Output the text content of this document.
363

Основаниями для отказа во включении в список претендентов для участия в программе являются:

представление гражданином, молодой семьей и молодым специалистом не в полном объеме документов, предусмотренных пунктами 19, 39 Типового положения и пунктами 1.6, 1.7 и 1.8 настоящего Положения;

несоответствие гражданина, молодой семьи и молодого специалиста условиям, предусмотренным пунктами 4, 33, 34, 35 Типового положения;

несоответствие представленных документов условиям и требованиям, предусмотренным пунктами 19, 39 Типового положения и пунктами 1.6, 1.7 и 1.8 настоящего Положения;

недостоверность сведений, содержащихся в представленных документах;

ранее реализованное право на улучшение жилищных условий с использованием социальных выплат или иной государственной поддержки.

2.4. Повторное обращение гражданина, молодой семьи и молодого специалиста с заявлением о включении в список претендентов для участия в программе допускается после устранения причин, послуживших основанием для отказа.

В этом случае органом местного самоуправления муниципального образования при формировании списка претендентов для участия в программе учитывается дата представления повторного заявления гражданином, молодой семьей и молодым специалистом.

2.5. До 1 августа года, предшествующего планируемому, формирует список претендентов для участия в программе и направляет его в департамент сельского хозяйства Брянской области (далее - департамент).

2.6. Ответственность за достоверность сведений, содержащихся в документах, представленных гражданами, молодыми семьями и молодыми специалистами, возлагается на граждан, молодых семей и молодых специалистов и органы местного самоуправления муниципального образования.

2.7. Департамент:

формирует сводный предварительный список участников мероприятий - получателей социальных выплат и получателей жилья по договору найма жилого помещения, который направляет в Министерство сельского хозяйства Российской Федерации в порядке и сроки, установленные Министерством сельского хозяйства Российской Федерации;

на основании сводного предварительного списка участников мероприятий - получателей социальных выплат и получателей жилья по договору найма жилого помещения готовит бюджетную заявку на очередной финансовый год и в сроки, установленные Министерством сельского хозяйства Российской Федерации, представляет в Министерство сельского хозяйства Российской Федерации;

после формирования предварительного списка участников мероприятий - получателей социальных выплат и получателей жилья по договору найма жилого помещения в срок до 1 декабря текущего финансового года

=====

Written task
Copy each line holding the word "претендентов" from the listing above.

The reply
Основаниями для отказа во включении в список претендентов для участия в программе являются:
2.4. Повторное обращение гражданина, молодой семьи и молодого специалиста с заявлением о включении в список претендентов для участия в программе допускается после устранения причин, послуживших основанием для отказа.
В этом случае органом местного самоуправления муниципального образования при формировании списка претендентов для участия в программе учитывается дата представления повторного заявления гражданином, молодой семьей и молодым специалистом.
2.5. До 1 августа года, предшествующего планируемому, формирует список претендентов для участия в программе и направляет его в департамент сельского хозяйства Брянской области (далее - департамент).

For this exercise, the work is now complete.